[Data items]
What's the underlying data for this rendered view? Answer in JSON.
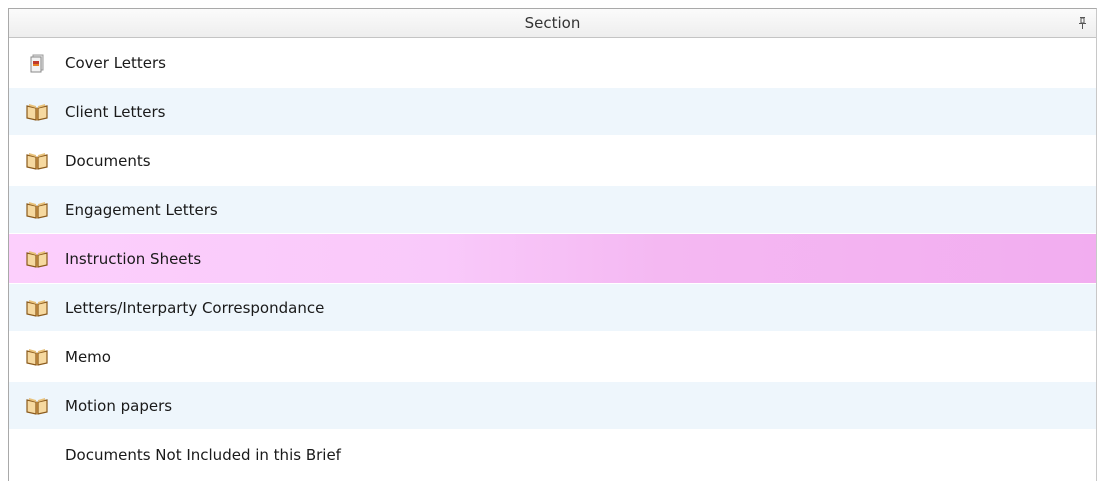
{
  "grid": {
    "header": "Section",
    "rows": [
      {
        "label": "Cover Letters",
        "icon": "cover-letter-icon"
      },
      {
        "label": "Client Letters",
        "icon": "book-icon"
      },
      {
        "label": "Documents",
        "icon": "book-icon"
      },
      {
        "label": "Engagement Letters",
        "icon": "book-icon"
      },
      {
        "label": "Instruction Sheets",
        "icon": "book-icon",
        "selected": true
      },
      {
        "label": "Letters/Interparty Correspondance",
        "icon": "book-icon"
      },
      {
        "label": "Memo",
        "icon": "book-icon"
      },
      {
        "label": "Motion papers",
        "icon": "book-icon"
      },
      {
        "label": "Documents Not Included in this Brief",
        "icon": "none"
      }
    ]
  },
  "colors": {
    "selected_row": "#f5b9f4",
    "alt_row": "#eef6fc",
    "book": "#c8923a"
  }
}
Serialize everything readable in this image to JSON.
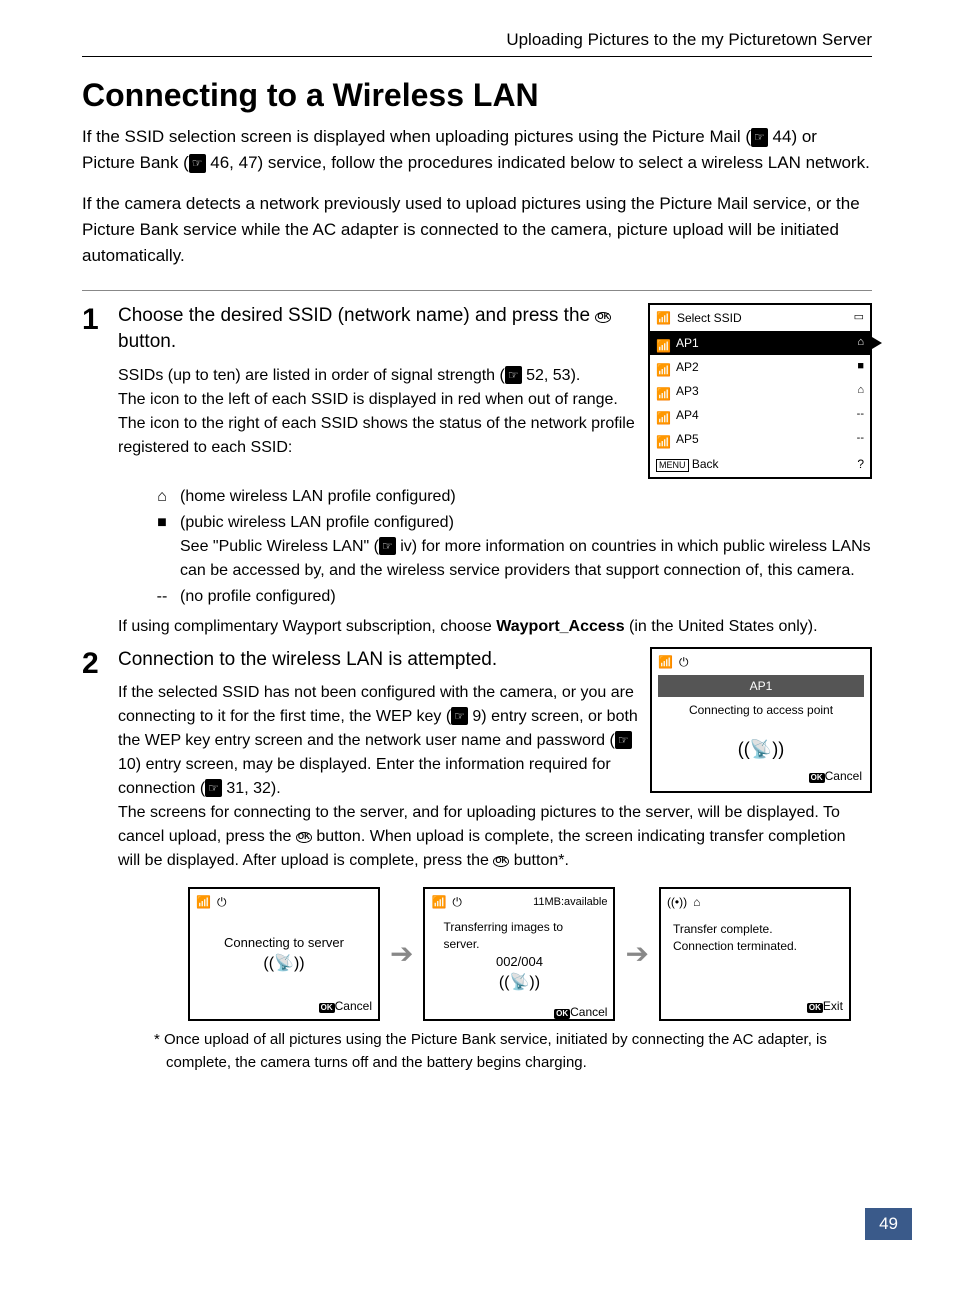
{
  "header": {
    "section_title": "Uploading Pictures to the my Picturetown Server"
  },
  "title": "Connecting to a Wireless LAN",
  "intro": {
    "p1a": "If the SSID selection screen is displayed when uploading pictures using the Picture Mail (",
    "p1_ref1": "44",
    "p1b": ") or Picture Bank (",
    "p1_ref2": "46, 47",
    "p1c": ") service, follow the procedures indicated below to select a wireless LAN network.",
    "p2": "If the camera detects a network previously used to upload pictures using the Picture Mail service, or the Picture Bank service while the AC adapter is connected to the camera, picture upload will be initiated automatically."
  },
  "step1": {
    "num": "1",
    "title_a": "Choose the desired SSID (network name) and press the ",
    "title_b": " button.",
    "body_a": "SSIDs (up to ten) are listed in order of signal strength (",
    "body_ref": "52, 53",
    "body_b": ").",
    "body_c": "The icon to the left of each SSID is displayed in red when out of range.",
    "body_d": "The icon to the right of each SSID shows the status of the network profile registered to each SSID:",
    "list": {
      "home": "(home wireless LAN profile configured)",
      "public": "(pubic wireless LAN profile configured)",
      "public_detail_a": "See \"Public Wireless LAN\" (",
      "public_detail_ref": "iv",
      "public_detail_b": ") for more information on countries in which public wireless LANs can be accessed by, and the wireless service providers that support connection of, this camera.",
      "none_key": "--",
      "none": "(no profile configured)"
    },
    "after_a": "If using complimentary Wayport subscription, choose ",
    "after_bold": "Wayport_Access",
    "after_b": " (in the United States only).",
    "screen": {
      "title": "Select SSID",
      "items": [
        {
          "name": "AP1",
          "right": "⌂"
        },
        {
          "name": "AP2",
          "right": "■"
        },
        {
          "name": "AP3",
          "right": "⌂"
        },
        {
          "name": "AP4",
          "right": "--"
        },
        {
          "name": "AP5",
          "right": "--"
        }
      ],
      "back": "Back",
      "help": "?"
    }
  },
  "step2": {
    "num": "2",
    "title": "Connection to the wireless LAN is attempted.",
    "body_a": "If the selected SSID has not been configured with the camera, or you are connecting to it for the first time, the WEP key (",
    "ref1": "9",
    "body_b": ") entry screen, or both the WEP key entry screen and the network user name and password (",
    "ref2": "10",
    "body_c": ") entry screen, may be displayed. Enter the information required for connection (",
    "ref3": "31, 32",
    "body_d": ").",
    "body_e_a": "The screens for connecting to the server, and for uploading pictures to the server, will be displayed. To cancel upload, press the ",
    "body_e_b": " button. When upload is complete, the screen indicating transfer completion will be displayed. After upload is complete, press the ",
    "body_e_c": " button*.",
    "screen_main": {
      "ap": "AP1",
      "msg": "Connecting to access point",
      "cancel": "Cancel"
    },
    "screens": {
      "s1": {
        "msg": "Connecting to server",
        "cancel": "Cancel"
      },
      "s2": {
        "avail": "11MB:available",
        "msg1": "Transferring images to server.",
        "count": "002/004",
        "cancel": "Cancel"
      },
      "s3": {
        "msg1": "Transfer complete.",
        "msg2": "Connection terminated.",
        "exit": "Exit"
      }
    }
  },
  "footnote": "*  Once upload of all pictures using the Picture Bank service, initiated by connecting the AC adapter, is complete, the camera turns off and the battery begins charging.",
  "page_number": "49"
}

==

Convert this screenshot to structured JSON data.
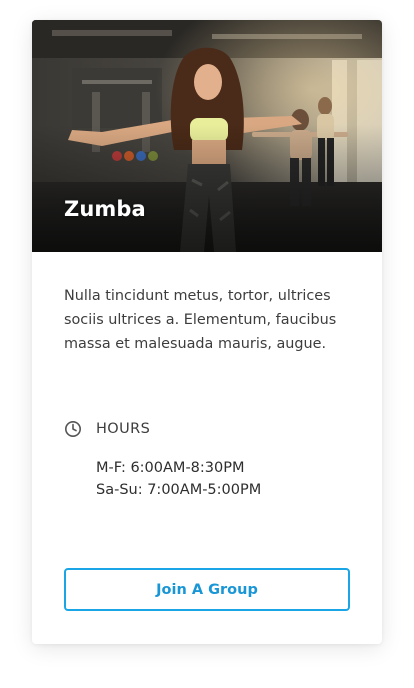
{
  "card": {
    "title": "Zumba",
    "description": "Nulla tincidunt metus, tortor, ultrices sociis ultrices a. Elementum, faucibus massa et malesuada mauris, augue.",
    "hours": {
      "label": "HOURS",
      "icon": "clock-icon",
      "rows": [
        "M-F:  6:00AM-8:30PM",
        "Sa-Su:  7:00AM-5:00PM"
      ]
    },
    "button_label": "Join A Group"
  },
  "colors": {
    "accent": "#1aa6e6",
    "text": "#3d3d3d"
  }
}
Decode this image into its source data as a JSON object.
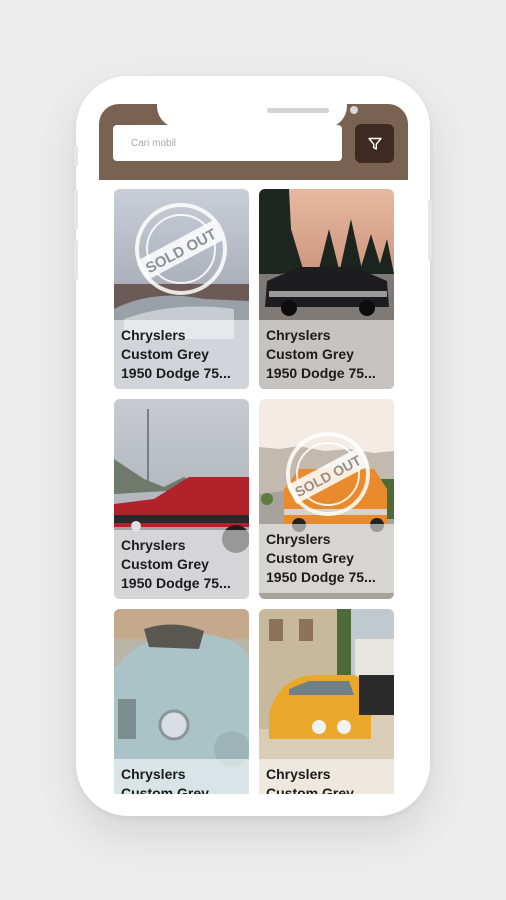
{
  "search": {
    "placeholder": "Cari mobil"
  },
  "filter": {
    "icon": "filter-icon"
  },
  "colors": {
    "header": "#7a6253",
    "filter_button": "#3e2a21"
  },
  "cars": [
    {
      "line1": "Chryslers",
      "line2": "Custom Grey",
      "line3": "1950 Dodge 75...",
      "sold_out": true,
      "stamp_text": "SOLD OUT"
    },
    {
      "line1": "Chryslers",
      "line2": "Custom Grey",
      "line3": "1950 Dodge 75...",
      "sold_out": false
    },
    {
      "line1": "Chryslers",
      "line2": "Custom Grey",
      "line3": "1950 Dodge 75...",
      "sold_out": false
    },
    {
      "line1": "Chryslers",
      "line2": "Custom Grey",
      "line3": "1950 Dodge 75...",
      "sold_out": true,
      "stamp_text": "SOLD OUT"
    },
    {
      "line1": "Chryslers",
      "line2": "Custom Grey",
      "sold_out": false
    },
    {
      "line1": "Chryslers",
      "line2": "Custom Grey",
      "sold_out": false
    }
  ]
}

--

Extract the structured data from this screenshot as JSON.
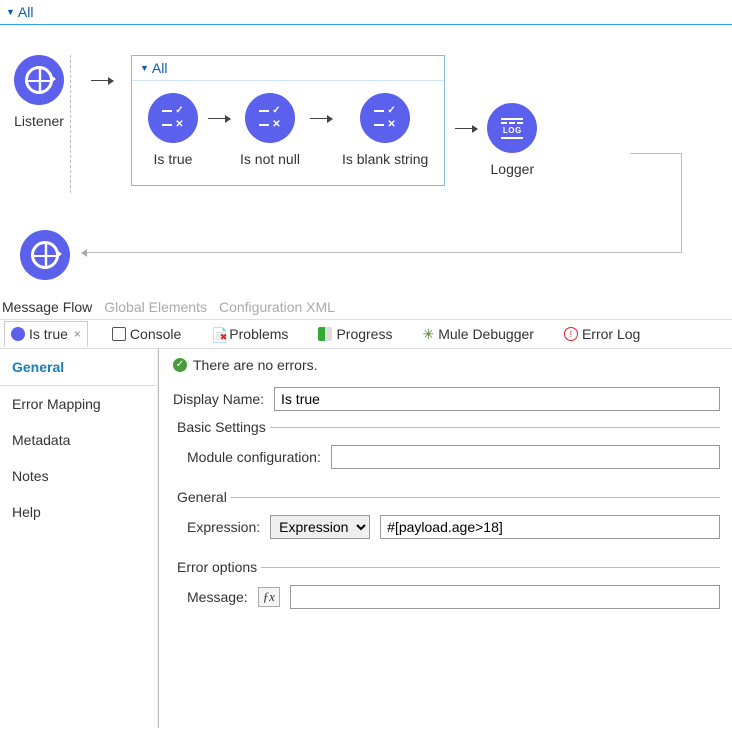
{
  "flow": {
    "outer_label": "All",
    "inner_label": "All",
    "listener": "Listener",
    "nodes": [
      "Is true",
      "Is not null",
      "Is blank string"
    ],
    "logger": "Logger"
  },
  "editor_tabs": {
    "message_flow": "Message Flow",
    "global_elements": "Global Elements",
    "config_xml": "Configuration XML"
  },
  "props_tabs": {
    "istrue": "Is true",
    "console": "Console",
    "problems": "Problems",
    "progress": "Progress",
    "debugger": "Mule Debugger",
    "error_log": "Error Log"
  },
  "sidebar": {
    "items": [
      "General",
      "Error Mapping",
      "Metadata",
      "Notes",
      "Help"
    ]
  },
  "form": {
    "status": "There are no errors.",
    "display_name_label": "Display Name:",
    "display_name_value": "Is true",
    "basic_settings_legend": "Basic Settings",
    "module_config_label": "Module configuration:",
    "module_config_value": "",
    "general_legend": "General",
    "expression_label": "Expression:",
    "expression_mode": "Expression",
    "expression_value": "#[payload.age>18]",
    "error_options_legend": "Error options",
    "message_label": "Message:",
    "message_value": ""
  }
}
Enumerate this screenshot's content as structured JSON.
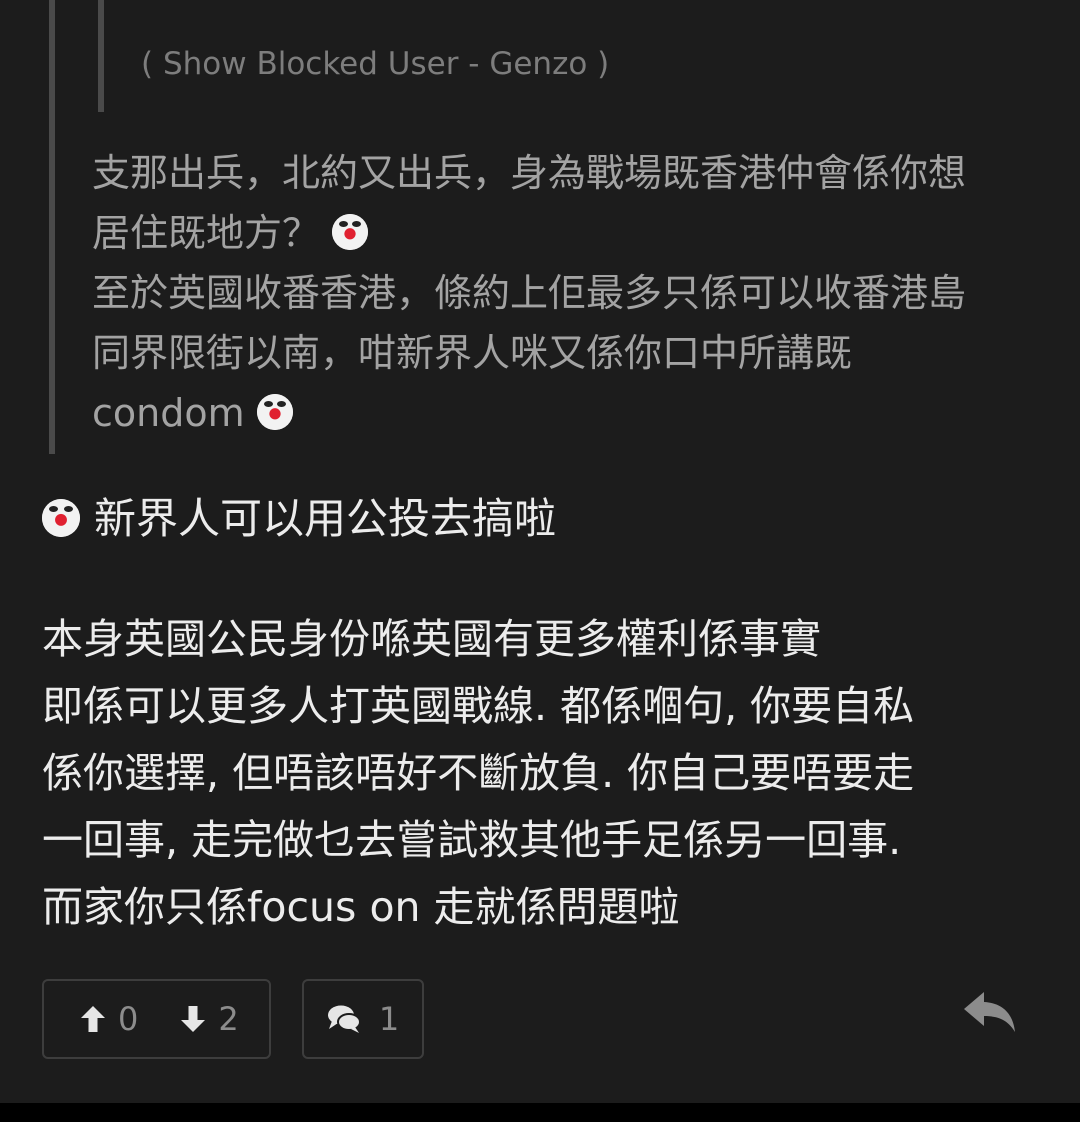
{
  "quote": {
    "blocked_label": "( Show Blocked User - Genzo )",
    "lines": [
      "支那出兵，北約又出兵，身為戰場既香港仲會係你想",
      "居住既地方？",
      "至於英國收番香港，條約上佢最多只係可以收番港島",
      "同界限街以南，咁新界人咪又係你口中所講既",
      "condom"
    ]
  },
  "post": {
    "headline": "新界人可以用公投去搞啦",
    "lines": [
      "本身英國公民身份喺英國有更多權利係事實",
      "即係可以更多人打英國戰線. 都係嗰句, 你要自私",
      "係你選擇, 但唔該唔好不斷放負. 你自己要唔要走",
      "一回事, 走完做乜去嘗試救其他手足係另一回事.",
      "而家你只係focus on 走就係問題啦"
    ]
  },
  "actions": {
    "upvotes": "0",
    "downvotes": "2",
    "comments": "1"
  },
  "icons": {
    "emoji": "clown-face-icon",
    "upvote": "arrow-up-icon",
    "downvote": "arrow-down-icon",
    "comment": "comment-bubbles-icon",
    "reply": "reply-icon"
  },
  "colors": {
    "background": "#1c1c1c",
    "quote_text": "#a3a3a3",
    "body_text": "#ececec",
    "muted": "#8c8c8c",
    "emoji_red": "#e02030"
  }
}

** SET EXERCISE **
Search the entries for the word "status" and gather every line where it appears.

** SOLUTION TO THIS TASK **
    "body_d": "The icon to the right of each SSID shows the status of the network profile registered to each SSID:",
    "status": "There are no errors.",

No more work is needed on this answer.